Requirements
Look through the records below and give the number of lines holding the string "Aquaculture", nothing more.
↓↓↓
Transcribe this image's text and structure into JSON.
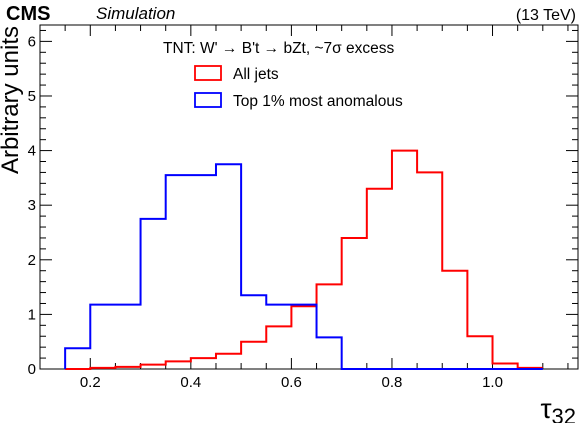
{
  "header": {
    "experiment": "CMS",
    "subtitle": "Simulation",
    "energy": "(13 TeV)"
  },
  "chart_data": {
    "type": "step-histogram",
    "title": "",
    "xlabel": "τ32",
    "ylabel": "Arbitrary units",
    "xlim": [
      0.1,
      1.17
    ],
    "ylim": [
      0,
      6.3
    ],
    "x_ticks": [
      "0.2",
      "0.4",
      "0.6",
      "0.8",
      "1.0"
    ],
    "y_ticks": [
      "0",
      "1",
      "2",
      "3",
      "4",
      "5",
      "6"
    ],
    "grid": false,
    "legend": {
      "placement": "top-center",
      "title": "TNT: W' → B't → bZt, ~7σ excess"
    },
    "bin_edges": [
      0.15,
      0.2,
      0.25,
      0.3,
      0.35,
      0.4,
      0.45,
      0.5,
      0.55,
      0.6,
      0.65,
      0.7,
      0.75,
      0.8,
      0.85,
      0.9,
      0.95,
      1.0,
      1.05,
      1.1
    ],
    "series": [
      {
        "name": "All jets",
        "color": "#ff0000",
        "values": [
          0.0,
          0.02,
          0.04,
          0.08,
          0.14,
          0.2,
          0.28,
          0.5,
          0.78,
          1.15,
          1.55,
          2.4,
          3.3,
          4.0,
          3.6,
          1.8,
          0.6,
          0.1,
          0.02
        ]
      },
      {
        "name": "Top 1% most anomalous",
        "color": "#0000ff",
        "values": [
          0.38,
          1.18,
          1.18,
          2.75,
          3.55,
          3.55,
          3.75,
          1.35,
          1.18,
          1.18,
          0.58,
          0.0,
          0.0,
          0.0,
          0.0,
          0.0,
          0.0,
          0.0,
          0.0
        ]
      }
    ]
  }
}
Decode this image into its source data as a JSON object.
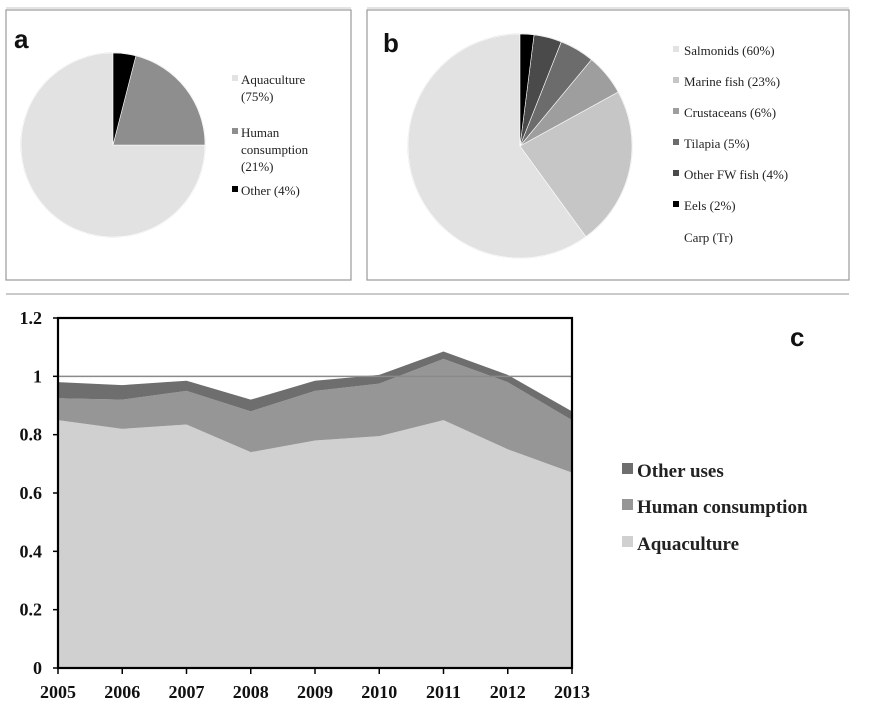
{
  "chart_data": [
    {
      "panel": "a",
      "type": "pie",
      "labels": [
        "Aquaculture (75%)",
        "Human consumption (21%)",
        "Other (4%)"
      ],
      "values": [
        75,
        21,
        4
      ],
      "colors": [
        "#e2e2e2",
        "#8e8e8e",
        "#000000"
      ]
    },
    {
      "panel": "b",
      "type": "pie",
      "labels": [
        "Salmonids (60%)",
        "Marine fish (23%)",
        "Crustaceans (6%)",
        "Tilapia (5%)",
        "Other FW fish (4%)",
        "Eels (2%)",
        "Carp (Tr)"
      ],
      "values": [
        60,
        23,
        6,
        5,
        4,
        2,
        0
      ],
      "colors": [
        "#e2e2e2",
        "#c6c6c6",
        "#9e9e9e",
        "#6c6c6c",
        "#4a4a4a",
        "#000000",
        "#ffffff"
      ]
    },
    {
      "panel": "c",
      "type": "area",
      "stacked": true,
      "x": [
        2005,
        2006,
        2007,
        2008,
        2009,
        2010,
        2011,
        2012,
        2013
      ],
      "series": [
        {
          "name": "Aquaculture",
          "values": [
            0.85,
            0.82,
            0.835,
            0.74,
            0.78,
            0.795,
            0.85,
            0.75,
            0.67
          ],
          "color": "#d0d0d0"
        },
        {
          "name": "Human consumption",
          "values": [
            0.075,
            0.1,
            0.115,
            0.14,
            0.17,
            0.18,
            0.21,
            0.23,
            0.18
          ],
          "color": "#969696"
        },
        {
          "name": "Other uses",
          "values": [
            0.055,
            0.05,
            0.035,
            0.04,
            0.035,
            0.03,
            0.025,
            0.025,
            0.03
          ],
          "color": "#6e6e6e"
        }
      ],
      "ylim": [
        0,
        1.2
      ],
      "yticks": [
        "0",
        "0.2",
        "0.4",
        "0.6",
        "0.8",
        "1",
        "1.2"
      ],
      "xticks": [
        "2005",
        "2006",
        "2007",
        "2008",
        "2009",
        "2010",
        "2011",
        "2012",
        "2013"
      ],
      "reference_line": 1,
      "legend": [
        "Other uses",
        "Human consumption",
        "Aquaculture"
      ],
      "legend_position": "right"
    }
  ],
  "panel_labels": {
    "a": "a",
    "b": "b",
    "c": "c"
  },
  "legend_a": [
    "Aquaculture",
    "(75%)",
    "Human",
    "consumption",
    "(21%)",
    "Other (4%)"
  ],
  "legend_b": [
    "Salmonids (60%)",
    "Marine fish (23%)",
    "Crustaceans (6%)",
    "Tilapia (5%)",
    "Other FW fish (4%)",
    "Eels (2%)",
    "Carp (Tr)"
  ],
  "legend_c": [
    "Other uses",
    "Human consumption",
    "Aquaculture"
  ]
}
↑↑↑
Full solution
5